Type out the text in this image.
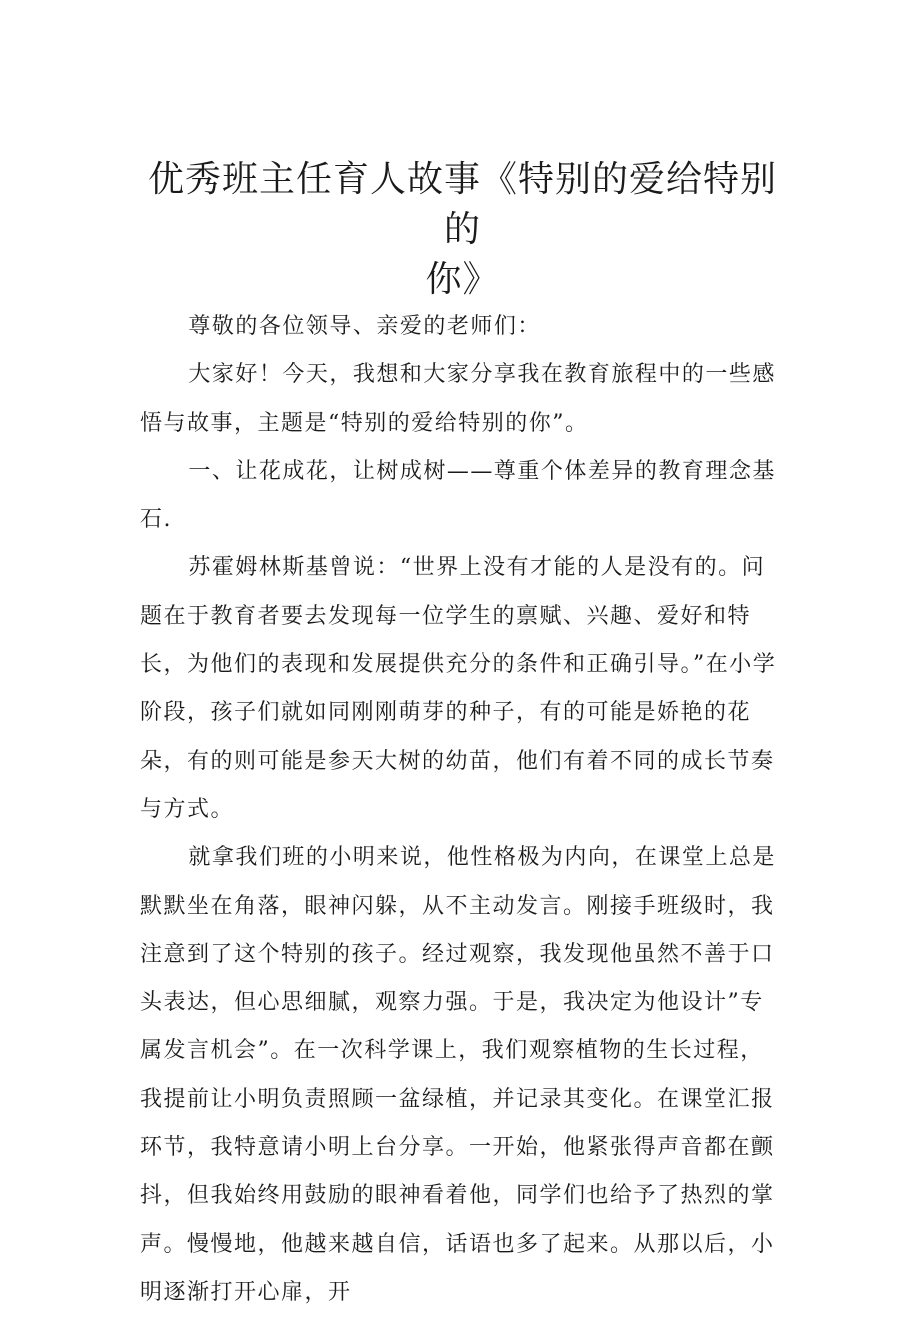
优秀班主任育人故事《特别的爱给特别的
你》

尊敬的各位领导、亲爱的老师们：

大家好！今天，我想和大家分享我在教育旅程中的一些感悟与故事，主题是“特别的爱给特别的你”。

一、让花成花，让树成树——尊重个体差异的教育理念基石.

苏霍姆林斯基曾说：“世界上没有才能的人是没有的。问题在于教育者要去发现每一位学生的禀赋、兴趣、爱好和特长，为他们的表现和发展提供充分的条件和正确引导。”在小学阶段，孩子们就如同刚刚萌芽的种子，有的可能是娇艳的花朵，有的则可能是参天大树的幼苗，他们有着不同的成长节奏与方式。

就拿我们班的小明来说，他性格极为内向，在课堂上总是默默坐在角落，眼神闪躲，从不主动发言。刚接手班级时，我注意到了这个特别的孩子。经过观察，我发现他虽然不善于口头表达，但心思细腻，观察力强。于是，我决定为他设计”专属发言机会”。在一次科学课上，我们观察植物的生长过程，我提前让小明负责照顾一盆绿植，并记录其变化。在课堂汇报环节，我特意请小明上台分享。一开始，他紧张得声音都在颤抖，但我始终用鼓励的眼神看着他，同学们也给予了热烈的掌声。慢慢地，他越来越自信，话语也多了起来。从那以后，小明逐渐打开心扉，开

--------------------------------------------------

WHAT TO DO: Output the data exactly. Pictures don't belong in the result.

SOLUTION BELOW:
Type out the text in this image.
优秀班主任育人故事《特别的爱给特别的
你》

尊敬的各位领导、亲爱的老师们：

大家好！今天，我想和大家分享我在教育旅程中的一些感悟与故事，主题是“特别的爱给特别的你”。

一、让花成花，让树成树——尊重个体差异的教育理念基石.

苏霍姆林斯基曾说：“世界上没有才能的人是没有的。问题在于教育者要去发现每一位学生的禀赋、兴趣、爱好和特长，为他们的表现和发展提供充分的条件和正确引导。”在小学阶段，孩子们就如同刚刚萌芽的种子，有的可能是娇艳的花朵，有的则可能是参天大树的幼苗，他们有着不同的成长节奏与方式。

就拿我们班的小明来说，他性格极为内向，在课堂上总是默默坐在角落，眼神闪躲，从不主动发言。刚接手班级时，我注意到了这个特别的孩子。经过观察，我发现他虽然不善于口头表达，但心思细腻，观察力强。于是，我决定为他设计”专属发言机会”。在一次科学课上，我们观察植物的生长过程，我提前让小明负责照顾一盆绿植，并记录其变化。在课堂汇报环节，我特意请小明上台分享。一开始，他紧张得声音都在颤抖，但我始终用鼓励的眼神看着他，同学们也给予了热烈的掌声。慢慢地，他越来越自信，话语也多了起来。从那以后，小明逐渐打开心扉，开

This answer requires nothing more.